● **TASK OBJECTIVE**: Return every line of the data below that includes the string "Weakening".

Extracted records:
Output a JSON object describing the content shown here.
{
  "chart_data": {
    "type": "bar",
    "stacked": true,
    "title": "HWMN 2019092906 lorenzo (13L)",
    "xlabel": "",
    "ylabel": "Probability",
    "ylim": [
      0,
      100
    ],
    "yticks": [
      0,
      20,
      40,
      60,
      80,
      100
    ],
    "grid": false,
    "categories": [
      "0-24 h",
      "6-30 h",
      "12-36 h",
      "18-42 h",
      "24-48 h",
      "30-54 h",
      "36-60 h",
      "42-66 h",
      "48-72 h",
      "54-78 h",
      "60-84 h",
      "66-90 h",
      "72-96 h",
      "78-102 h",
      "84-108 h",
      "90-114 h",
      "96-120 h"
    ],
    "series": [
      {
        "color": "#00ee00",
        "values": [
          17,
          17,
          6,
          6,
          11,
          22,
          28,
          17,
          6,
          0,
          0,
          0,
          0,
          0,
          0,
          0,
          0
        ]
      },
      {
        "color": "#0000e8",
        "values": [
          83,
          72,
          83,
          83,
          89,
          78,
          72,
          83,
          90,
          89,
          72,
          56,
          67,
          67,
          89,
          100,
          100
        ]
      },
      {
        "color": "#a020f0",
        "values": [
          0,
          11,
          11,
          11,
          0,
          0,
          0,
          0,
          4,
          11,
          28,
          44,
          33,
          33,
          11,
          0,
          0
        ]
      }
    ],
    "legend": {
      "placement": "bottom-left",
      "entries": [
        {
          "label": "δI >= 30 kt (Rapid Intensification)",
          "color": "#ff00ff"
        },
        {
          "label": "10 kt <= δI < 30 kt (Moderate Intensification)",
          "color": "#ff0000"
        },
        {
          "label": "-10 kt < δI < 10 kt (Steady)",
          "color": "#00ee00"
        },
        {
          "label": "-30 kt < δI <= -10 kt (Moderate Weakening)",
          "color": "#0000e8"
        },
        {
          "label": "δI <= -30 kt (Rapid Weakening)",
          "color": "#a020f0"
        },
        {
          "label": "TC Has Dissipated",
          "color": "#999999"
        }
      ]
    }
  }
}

● **FINISHED ANSWER**:
          "label": "-30 kt < δI <= -10 kt (Moderate Weakening)",
          "label": "δI <= -30 kt (Rapid Weakening)",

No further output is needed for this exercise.